[HOW TO COMPLETE THIS TASK]
Please copy each line in the records below that contains the string "chain".

----- THE DATA -----

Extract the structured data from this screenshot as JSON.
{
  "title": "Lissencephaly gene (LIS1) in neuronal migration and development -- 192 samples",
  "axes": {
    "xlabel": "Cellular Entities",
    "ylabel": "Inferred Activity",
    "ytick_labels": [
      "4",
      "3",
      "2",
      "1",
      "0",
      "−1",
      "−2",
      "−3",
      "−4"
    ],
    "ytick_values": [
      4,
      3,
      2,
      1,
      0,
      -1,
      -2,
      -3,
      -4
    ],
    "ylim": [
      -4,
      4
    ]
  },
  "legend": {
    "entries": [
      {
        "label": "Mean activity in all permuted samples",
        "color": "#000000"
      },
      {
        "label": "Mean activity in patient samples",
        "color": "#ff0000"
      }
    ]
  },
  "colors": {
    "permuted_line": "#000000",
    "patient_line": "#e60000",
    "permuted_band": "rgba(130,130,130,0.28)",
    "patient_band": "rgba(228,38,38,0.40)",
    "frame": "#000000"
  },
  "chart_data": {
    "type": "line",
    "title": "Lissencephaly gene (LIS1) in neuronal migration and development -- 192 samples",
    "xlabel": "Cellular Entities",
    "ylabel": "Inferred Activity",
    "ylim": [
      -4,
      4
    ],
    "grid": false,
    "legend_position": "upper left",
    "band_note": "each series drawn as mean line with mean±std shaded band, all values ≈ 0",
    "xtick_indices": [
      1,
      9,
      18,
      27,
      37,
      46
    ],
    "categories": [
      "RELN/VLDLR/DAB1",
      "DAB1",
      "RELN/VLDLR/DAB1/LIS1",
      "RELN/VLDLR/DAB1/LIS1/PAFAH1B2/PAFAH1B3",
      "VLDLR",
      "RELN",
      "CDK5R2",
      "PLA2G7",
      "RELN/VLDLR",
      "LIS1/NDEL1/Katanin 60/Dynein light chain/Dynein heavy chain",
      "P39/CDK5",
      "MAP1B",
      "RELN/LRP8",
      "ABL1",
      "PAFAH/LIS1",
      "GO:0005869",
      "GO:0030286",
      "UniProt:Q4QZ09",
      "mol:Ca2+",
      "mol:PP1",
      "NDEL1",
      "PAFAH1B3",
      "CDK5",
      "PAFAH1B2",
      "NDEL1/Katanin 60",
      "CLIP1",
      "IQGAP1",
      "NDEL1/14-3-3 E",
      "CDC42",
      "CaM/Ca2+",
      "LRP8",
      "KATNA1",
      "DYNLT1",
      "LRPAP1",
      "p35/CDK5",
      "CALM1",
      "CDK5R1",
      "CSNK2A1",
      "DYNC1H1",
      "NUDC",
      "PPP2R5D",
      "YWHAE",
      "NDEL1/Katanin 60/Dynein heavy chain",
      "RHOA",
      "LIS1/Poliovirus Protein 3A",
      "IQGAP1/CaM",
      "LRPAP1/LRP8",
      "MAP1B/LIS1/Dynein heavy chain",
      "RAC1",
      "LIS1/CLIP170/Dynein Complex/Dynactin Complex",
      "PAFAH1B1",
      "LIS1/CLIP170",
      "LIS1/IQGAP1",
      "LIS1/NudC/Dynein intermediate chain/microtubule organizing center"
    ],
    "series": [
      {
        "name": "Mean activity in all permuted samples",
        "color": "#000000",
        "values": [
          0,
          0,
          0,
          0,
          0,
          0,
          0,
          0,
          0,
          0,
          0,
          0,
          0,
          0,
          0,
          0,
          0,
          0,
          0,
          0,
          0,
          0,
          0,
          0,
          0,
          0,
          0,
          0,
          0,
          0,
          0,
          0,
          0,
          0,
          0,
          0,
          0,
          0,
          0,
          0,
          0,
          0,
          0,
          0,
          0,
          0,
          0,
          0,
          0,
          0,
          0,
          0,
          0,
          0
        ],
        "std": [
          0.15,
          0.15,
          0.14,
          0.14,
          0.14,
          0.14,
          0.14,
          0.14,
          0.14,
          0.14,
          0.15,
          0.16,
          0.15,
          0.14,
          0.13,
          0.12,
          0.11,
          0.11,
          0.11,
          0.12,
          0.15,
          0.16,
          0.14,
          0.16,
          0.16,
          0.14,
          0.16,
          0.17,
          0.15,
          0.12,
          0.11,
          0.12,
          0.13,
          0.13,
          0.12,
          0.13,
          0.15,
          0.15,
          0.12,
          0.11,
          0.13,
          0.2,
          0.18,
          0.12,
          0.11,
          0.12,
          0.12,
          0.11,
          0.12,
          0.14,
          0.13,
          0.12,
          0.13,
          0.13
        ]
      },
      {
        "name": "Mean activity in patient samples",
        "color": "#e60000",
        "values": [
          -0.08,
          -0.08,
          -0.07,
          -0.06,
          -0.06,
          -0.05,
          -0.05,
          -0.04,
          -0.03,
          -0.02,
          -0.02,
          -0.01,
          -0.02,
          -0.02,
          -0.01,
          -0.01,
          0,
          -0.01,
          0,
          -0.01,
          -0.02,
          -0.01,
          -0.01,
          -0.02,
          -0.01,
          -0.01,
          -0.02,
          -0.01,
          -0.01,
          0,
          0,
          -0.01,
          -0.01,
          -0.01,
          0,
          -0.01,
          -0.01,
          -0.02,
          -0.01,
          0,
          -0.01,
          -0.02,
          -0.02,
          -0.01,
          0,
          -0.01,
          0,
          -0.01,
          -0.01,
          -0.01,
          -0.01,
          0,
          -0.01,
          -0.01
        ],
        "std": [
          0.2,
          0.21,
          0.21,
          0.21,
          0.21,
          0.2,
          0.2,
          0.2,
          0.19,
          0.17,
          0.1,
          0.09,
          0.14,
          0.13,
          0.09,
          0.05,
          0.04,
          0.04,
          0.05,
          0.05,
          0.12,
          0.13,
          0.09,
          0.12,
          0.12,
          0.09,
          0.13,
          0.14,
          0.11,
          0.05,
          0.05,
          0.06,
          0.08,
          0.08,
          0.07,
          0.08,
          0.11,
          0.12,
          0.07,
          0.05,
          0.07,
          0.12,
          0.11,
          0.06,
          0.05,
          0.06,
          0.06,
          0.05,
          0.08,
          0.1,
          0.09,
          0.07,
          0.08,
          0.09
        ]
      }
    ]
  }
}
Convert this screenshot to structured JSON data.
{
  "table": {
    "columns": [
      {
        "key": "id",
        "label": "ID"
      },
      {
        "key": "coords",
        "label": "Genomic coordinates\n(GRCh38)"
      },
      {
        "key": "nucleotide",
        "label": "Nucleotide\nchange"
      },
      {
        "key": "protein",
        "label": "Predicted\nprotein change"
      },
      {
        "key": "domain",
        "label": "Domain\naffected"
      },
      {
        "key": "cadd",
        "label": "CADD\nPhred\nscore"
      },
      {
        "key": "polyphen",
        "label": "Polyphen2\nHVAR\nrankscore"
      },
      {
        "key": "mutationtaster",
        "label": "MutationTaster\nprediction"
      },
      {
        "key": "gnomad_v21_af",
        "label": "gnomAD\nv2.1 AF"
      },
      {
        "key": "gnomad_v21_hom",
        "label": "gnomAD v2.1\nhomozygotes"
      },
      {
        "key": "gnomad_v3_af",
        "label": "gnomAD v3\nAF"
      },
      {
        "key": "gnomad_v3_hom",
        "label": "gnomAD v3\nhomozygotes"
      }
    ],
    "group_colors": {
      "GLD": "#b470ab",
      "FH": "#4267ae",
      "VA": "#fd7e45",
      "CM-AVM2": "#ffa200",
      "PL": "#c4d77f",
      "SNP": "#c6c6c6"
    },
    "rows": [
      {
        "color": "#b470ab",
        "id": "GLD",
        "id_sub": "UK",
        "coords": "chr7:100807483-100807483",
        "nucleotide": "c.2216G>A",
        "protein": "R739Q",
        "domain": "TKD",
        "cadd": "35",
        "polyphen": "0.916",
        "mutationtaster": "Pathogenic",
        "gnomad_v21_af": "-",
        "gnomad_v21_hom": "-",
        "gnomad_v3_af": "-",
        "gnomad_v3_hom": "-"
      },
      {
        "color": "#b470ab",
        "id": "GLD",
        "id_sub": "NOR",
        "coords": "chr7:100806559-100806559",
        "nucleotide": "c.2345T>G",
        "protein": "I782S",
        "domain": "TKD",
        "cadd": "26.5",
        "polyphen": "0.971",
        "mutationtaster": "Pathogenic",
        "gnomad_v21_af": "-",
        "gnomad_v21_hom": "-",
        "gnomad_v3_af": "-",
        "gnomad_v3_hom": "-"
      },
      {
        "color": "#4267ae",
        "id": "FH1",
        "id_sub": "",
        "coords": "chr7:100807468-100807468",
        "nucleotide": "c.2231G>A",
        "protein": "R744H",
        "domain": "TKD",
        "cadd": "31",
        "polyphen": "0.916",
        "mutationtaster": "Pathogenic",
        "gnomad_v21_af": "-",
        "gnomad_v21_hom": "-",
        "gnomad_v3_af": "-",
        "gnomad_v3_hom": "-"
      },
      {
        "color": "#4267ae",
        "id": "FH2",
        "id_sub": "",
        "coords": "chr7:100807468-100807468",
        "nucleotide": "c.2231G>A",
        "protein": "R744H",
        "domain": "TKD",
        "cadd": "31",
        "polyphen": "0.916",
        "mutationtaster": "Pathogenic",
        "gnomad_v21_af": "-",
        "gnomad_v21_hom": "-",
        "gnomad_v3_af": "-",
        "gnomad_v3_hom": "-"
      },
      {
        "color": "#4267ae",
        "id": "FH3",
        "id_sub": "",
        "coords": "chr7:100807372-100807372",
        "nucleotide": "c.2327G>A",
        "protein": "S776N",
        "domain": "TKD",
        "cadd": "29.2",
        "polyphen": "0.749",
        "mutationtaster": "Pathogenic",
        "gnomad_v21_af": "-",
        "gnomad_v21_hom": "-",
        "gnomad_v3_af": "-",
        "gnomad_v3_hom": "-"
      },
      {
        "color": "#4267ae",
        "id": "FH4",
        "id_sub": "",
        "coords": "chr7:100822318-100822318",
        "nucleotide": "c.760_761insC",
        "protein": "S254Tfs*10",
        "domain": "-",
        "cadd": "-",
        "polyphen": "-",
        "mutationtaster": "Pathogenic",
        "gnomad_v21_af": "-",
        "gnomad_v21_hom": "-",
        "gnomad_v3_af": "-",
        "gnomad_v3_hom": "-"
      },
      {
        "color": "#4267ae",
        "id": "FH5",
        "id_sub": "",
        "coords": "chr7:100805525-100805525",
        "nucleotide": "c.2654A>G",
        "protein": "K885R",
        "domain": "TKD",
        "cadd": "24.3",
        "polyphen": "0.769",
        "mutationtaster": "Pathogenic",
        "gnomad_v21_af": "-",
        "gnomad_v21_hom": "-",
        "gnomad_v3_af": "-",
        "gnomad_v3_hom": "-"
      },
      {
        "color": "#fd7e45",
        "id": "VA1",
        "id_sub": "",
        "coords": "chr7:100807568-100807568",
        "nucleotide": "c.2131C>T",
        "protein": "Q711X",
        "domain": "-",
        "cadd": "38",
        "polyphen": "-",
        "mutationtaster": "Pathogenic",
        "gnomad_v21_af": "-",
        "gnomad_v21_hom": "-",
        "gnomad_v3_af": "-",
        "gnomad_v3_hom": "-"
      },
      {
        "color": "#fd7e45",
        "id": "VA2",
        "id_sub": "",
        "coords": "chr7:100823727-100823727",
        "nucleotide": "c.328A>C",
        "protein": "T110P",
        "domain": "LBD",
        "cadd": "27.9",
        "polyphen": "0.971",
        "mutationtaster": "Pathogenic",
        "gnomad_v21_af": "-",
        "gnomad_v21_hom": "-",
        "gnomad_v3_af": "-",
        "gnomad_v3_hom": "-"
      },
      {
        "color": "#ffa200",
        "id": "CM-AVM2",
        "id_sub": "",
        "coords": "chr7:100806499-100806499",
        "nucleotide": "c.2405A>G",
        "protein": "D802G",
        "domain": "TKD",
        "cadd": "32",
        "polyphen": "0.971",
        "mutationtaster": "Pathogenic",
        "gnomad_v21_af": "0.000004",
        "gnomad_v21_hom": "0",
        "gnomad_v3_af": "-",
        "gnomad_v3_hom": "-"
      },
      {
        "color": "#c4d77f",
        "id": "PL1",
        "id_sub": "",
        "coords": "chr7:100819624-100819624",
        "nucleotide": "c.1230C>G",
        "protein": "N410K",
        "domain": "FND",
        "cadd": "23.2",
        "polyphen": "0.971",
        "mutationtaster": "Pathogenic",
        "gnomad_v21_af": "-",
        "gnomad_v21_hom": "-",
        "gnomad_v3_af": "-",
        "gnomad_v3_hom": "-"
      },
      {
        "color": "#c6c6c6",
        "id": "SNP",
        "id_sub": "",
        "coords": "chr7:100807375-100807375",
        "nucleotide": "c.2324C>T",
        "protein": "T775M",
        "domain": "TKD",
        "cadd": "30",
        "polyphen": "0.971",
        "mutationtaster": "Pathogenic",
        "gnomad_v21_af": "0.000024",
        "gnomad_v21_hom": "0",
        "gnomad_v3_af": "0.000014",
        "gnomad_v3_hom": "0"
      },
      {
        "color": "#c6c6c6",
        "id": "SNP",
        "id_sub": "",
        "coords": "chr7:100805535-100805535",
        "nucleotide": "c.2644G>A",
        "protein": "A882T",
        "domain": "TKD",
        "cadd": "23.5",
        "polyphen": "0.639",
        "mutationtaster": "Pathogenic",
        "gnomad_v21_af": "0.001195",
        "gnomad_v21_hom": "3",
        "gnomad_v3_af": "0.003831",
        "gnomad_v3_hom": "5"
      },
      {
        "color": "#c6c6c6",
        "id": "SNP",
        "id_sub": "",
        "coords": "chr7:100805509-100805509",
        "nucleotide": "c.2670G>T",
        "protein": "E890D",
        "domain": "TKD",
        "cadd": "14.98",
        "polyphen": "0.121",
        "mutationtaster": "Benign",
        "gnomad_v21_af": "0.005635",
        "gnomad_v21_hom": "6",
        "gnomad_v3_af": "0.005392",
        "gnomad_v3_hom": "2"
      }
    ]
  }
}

-----

[EXERCISE SOLUTION]
      "LIS1/NDEL1/Katanin 60/Dynein light chain/Dynein heavy chain",
      "NDEL1/Katanin 60/Dynein heavy chain",
      "MAP1B/LIS1/Dynein heavy chain",
      "LIS1/NudC/Dynein intermediate chain/microtubule organizing center"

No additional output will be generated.